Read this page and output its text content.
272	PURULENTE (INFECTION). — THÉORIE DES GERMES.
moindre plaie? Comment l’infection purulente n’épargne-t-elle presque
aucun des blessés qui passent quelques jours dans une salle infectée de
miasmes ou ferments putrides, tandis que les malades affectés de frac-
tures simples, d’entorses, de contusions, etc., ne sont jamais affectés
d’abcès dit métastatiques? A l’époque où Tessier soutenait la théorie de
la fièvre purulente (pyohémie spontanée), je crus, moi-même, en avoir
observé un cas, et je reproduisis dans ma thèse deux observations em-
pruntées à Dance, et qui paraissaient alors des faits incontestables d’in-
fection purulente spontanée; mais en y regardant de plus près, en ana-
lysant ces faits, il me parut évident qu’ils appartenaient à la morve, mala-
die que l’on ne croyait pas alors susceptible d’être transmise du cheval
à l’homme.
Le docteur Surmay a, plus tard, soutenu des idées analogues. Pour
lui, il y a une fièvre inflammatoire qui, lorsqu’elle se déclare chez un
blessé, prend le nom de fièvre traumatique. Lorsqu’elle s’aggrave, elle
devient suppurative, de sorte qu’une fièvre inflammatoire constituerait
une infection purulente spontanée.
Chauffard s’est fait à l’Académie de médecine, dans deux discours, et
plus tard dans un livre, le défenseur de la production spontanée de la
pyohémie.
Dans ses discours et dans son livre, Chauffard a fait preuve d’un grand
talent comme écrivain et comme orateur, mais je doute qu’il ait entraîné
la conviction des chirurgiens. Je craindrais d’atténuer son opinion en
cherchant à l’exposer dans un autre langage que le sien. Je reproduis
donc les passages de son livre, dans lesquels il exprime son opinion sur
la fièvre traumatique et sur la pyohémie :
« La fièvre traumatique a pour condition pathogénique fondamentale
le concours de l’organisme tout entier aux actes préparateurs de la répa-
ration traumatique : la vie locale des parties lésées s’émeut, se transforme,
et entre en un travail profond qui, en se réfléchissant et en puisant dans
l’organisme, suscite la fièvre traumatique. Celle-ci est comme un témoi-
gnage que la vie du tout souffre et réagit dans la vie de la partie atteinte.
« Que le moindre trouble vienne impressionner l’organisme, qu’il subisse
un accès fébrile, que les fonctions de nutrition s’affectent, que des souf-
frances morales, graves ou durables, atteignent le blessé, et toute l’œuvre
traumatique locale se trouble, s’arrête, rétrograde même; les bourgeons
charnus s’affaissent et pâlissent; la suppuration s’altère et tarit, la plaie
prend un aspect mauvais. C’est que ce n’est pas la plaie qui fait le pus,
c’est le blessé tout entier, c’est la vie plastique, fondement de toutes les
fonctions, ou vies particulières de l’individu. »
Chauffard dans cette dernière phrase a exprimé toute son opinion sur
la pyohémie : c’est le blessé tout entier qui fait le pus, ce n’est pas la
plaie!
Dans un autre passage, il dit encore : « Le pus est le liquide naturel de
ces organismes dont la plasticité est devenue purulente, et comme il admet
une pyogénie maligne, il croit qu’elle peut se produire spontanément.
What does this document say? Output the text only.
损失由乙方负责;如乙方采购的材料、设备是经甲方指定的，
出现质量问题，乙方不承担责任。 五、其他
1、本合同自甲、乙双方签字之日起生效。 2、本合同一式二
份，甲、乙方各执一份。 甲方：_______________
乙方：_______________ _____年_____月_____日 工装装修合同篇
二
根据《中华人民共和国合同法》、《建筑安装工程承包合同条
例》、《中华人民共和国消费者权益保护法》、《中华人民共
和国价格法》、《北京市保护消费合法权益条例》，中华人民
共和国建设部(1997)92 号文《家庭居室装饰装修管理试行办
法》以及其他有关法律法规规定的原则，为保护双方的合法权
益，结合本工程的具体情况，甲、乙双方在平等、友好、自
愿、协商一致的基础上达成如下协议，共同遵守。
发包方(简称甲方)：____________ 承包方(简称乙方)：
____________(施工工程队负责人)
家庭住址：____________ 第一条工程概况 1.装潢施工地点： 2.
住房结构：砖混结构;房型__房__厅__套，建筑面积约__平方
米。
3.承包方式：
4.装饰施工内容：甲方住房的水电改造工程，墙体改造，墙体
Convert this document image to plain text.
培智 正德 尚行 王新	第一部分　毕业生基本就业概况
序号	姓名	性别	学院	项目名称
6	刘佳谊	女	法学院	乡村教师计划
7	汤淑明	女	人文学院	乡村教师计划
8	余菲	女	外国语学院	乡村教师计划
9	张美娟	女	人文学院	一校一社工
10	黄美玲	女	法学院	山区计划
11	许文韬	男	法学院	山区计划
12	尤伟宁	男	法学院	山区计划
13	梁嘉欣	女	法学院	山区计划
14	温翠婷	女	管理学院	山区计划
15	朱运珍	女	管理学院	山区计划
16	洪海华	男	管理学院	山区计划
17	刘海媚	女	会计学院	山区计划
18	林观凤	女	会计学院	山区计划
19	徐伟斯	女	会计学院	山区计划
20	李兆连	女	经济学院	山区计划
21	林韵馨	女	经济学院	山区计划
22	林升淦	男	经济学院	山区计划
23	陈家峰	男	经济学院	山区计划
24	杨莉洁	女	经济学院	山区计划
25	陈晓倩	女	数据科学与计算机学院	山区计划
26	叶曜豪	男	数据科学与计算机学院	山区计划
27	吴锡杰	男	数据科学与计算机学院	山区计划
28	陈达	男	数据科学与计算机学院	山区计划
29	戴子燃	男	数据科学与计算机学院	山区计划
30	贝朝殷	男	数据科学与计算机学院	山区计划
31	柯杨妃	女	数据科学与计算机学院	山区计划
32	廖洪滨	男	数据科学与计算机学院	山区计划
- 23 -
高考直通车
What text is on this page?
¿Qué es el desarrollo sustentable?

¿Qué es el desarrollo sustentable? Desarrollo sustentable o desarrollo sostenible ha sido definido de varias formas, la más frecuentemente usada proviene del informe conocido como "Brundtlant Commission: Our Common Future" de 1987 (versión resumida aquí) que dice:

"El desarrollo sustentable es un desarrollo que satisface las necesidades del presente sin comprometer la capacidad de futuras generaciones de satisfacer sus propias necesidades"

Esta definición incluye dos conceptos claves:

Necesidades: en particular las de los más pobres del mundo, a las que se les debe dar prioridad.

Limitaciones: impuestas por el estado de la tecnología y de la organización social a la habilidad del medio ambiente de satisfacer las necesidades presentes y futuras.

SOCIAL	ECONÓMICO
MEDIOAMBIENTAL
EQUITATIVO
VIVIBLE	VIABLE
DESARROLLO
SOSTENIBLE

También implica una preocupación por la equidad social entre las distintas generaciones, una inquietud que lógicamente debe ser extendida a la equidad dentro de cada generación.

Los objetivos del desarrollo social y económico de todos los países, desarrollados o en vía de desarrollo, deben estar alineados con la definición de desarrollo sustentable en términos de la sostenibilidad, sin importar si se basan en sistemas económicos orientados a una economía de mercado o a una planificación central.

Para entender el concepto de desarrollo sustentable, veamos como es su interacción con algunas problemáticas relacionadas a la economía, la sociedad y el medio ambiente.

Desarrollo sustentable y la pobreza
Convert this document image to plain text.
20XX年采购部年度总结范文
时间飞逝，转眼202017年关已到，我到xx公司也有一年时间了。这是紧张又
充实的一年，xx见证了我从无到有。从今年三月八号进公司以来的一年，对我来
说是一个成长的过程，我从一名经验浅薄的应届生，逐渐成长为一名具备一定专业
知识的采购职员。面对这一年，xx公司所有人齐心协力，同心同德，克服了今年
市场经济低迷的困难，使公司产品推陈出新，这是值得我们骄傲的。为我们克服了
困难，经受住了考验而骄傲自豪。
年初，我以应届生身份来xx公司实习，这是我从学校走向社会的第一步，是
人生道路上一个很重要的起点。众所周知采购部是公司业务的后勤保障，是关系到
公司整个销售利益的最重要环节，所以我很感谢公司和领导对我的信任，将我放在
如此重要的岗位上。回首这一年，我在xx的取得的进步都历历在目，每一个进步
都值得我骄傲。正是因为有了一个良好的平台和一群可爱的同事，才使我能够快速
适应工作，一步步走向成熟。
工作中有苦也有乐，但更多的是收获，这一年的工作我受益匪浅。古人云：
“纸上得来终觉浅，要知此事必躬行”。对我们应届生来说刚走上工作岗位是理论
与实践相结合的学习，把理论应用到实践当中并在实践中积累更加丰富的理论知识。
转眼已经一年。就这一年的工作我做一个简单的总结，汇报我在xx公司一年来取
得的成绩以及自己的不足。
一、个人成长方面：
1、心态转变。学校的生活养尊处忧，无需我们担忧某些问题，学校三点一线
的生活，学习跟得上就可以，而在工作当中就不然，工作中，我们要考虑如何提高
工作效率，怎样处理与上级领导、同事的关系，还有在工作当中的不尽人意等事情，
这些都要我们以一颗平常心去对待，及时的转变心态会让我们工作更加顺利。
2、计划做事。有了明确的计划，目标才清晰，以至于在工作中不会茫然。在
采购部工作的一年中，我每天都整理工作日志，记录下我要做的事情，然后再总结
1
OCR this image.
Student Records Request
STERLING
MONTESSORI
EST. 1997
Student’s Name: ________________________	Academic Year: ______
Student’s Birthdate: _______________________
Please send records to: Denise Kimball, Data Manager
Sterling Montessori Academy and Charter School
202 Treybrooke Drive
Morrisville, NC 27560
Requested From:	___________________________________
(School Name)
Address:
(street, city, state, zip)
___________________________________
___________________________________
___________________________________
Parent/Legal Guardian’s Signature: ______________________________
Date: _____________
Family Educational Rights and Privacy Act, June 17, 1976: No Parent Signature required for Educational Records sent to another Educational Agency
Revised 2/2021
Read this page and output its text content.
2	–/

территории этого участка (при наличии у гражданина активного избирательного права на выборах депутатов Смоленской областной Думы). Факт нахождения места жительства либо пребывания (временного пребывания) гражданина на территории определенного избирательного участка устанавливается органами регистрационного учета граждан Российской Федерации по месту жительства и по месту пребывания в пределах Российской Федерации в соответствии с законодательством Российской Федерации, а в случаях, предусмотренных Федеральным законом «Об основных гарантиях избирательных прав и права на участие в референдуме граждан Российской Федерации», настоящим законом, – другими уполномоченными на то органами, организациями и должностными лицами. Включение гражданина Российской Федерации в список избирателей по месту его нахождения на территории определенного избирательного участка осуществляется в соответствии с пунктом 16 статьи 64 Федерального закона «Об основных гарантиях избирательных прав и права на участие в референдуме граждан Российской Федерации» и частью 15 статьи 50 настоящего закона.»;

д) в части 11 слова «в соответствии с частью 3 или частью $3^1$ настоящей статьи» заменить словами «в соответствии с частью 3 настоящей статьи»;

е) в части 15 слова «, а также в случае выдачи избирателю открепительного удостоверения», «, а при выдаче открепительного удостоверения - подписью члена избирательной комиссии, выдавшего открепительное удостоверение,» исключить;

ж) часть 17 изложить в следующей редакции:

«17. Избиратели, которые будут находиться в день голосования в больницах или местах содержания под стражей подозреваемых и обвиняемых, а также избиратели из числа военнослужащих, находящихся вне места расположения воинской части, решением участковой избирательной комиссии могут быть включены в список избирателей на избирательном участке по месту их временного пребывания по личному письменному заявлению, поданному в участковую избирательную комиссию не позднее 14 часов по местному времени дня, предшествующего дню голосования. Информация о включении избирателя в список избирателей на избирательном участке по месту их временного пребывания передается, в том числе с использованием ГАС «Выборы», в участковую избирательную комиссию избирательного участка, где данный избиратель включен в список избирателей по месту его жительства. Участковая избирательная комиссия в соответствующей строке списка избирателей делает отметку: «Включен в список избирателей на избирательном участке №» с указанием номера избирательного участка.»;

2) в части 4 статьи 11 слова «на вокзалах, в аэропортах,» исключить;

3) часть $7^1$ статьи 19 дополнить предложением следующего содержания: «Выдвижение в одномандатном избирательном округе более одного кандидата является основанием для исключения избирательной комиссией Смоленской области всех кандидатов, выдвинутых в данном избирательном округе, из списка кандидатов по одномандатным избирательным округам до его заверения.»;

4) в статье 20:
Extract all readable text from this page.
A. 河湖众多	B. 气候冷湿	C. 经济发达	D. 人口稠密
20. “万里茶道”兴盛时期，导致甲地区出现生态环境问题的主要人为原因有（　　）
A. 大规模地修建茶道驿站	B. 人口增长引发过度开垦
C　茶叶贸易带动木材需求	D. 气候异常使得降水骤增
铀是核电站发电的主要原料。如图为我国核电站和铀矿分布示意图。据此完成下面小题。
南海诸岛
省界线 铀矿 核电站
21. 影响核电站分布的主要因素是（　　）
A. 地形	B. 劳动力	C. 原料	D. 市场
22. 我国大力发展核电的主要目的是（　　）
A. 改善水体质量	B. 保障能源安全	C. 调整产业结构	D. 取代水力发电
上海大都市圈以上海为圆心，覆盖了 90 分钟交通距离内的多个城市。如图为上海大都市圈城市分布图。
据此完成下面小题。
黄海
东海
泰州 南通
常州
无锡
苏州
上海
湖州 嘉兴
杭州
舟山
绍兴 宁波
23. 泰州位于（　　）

◆ ◆ ◆ ◆ ◆ ◆ ◆

Challenge:
Copy out each line in the preceding records that contains "livre".

Response to the task:
plus tard dans un livre, le défenseur de la production spontanée de la
Dans ses discours et dans son livre, Chauffard a fait preuve d’un grand
donc les passages de son livre, dans lesquels il exprime son opinion sur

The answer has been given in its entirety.